Write the material out again, line by line, exactly as it is.

### Records shown ###

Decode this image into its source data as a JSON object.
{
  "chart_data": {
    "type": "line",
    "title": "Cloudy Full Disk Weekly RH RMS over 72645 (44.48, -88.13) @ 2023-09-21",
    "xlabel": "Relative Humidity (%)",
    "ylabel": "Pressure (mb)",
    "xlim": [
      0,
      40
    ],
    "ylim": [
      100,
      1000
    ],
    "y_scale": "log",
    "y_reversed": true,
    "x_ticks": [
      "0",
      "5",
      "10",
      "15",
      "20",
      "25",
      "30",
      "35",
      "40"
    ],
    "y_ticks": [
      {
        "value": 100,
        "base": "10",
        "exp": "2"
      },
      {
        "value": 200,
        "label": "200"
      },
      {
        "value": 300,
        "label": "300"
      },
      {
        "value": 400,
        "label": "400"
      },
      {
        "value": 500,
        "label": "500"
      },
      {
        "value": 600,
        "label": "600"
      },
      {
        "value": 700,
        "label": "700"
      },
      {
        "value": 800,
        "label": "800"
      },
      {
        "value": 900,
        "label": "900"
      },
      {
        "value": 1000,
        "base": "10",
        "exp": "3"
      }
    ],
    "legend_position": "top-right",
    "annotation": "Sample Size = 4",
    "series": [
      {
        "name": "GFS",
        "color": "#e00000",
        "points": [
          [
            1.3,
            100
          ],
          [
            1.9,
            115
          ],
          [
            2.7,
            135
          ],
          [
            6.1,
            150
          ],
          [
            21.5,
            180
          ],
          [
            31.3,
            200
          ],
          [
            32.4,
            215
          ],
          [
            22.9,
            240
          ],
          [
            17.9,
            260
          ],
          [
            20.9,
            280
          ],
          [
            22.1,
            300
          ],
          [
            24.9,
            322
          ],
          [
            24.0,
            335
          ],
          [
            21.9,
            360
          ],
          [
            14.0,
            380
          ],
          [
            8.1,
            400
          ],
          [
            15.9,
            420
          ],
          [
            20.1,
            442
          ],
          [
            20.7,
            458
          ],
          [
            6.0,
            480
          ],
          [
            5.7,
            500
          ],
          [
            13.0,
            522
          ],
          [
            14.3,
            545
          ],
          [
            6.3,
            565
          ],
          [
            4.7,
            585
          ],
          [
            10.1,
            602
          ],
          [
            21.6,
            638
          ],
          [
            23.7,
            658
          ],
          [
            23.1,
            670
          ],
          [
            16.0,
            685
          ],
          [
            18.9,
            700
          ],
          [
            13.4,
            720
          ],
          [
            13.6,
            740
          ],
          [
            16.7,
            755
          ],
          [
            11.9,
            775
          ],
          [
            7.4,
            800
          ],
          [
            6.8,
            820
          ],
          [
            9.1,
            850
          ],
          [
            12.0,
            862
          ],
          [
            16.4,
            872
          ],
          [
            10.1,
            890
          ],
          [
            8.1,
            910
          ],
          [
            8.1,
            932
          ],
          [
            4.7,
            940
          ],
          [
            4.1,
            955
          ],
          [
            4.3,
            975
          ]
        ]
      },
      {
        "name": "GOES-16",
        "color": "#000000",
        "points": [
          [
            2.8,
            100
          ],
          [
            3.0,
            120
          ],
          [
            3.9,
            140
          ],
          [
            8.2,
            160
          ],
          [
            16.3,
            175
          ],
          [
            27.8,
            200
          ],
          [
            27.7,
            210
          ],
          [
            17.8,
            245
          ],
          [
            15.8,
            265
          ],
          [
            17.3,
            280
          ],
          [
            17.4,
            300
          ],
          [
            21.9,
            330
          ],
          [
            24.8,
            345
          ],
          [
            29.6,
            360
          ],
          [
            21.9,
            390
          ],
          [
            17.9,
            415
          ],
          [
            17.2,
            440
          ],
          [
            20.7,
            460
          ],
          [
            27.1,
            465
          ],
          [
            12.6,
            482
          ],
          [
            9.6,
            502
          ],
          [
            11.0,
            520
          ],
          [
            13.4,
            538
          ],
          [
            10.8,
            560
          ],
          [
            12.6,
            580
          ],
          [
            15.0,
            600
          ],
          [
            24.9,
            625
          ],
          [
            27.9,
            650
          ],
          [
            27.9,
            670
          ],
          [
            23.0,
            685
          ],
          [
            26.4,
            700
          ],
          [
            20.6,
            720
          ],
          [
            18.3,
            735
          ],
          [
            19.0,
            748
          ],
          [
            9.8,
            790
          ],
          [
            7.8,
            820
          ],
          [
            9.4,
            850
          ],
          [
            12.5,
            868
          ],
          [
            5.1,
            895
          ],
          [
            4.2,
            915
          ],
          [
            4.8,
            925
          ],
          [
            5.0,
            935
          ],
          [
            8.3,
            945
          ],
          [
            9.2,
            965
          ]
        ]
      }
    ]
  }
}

###

* _Worked answer_
Decode this image into its source data as a JSON object.
{
  "chart_data": {
    "type": "line",
    "title": "Cloudy Full Disk Weekly RH RMS over 72645 (44.48, -88.13) @ 2023-09-21",
    "xlabel": "Relative Humidity (%)",
    "ylabel": "Pressure (mb)",
    "xlim": [
      0,
      40
    ],
    "ylim": [
      100,
      1000
    ],
    "y_scale": "log",
    "y_reversed": true,
    "x_ticks": [
      "0",
      "5",
      "10",
      "15",
      "20",
      "25",
      "30",
      "35",
      "40"
    ],
    "y_ticks": [
      {
        "value": 100,
        "base": "10",
        "exp": "2"
      },
      {
        "value": 200,
        "label": "200"
      },
      {
        "value": 300,
        "label": "300"
      },
      {
        "value": 400,
        "label": "400"
      },
      {
        "value": 500,
        "label": "500"
      },
      {
        "value": 600,
        "label": "600"
      },
      {
        "value": 700,
        "label": "700"
      },
      {
        "value": 800,
        "label": "800"
      },
      {
        "value": 900,
        "label": "900"
      },
      {
        "value": 1000,
        "base": "10",
        "exp": "3"
      }
    ],
    "legend_position": "top-right",
    "annotation": "Sample Size = 4",
    "series": [
      {
        "name": "GFS",
        "color": "#e00000",
        "points": [
          [
            1.3,
            100
          ],
          [
            1.9,
            115
          ],
          [
            2.7,
            135
          ],
          [
            6.1,
            150
          ],
          [
            21.5,
            180
          ],
          [
            31.3,
            200
          ],
          [
            32.4,
            215
          ],
          [
            22.9,
            240
          ],
          [
            17.9,
            260
          ],
          [
            20.9,
            280
          ],
          [
            22.1,
            300
          ],
          [
            24.9,
            322
          ],
          [
            24.0,
            335
          ],
          [
            21.9,
            360
          ],
          [
            14.0,
            380
          ],
          [
            8.1,
            400
          ],
          [
            15.9,
            420
          ],
          [
            20.1,
            442
          ],
          [
            20.7,
            458
          ],
          [
            6.0,
            480
          ],
          [
            5.7,
            500
          ],
          [
            13.0,
            522
          ],
          [
            14.3,
            545
          ],
          [
            6.3,
            565
          ],
          [
            4.7,
            585
          ],
          [
            10.1,
            602
          ],
          [
            21.6,
            638
          ],
          [
            23.7,
            658
          ],
          [
            23.1,
            670
          ],
          [
            16.0,
            685
          ],
          [
            18.9,
            700
          ],
          [
            13.4,
            720
          ],
          [
            13.6,
            740
          ],
          [
            16.7,
            755
          ],
          [
            11.9,
            775
          ],
          [
            7.4,
            800
          ],
          [
            6.8,
            820
          ],
          [
            9.1,
            850
          ],
          [
            12.0,
            862
          ],
          [
            16.4,
            872
          ],
          [
            10.1,
            890
          ],
          [
            8.1,
            910
          ],
          [
            8.1,
            932
          ],
          [
            4.7,
            940
          ],
          [
            4.1,
            955
          ],
          [
            4.3,
            975
          ]
        ]
      },
      {
        "name": "GOES-16",
        "color": "#000000",
        "points": [
          [
            2.8,
            100
          ],
          [
            3.0,
            120
          ],
          [
            3.9,
            140
          ],
          [
            8.2,
            160
          ],
          [
            16.3,
            175
          ],
          [
            27.8,
            200
          ],
          [
            27.7,
            210
          ],
          [
            17.8,
            245
          ],
          [
            15.8,
            265
          ],
          [
            17.3,
            280
          ],
          [
            17.4,
            300
          ],
          [
            21.9,
            330
          ],
          [
            24.8,
            345
          ],
          [
            29.6,
            360
          ],
          [
            21.9,
            390
          ],
          [
            17.9,
            415
          ],
          [
            17.2,
            440
          ],
          [
            20.7,
            460
          ],
          [
            27.1,
            465
          ],
          [
            12.6,
            482
          ],
          [
            9.6,
            502
          ],
          [
            11.0,
            520
          ],
          [
            13.4,
            538
          ],
          [
            10.8,
            560
          ],
          [
            12.6,
            580
          ],
          [
            15.0,
            600
          ],
          [
            24.9,
            625
          ],
          [
            27.9,
            650
          ],
          [
            27.9,
            670
          ],
          [
            23.0,
            685
          ],
          [
            26.4,
            700
          ],
          [
            20.6,
            720
          ],
          [
            18.3,
            735
          ],
          [
            19.0,
            748
          ],
          [
            9.8,
            790
          ],
          [
            7.8,
            820
          ],
          [
            9.4,
            850
          ],
          [
            12.5,
            868
          ],
          [
            5.1,
            895
          ],
          [
            4.2,
            915
          ],
          [
            4.8,
            925
          ],
          [
            5.0,
            935
          ],
          [
            8.3,
            945
          ],
          [
            9.2,
            965
          ]
        ]
      }
    ]
  }
}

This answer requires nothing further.